EXERCISE - Output an exact reproduction of the data.

──────── DATA LINES

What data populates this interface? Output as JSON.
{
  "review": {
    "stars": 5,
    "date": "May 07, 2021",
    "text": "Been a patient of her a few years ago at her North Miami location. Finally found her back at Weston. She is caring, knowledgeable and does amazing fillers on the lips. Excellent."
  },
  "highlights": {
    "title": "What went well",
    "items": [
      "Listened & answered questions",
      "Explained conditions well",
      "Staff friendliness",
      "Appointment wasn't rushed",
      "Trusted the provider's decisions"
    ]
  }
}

────────────────

RESPONSE FOR THIS EXERCISE -
What data populates this interface? Output as JSON.
{
  "review": {
    "stars": 5,
    "date": "May 07, 2021",
    "text": "Been a patient of her a few years ago at her North Miami location. Finally found her back at Weston. She is caring, knowledgeable and does amazing fillers on the lips. Excellent."
  },
  "highlights": {
    "title": "What went well",
    "items": [
      "Listened & answered questions",
      "Explained conditions well",
      "Staff friendliness",
      "Appointment wasn't rushed",
      "Trusted the provider's decisions"
    ]
  }
}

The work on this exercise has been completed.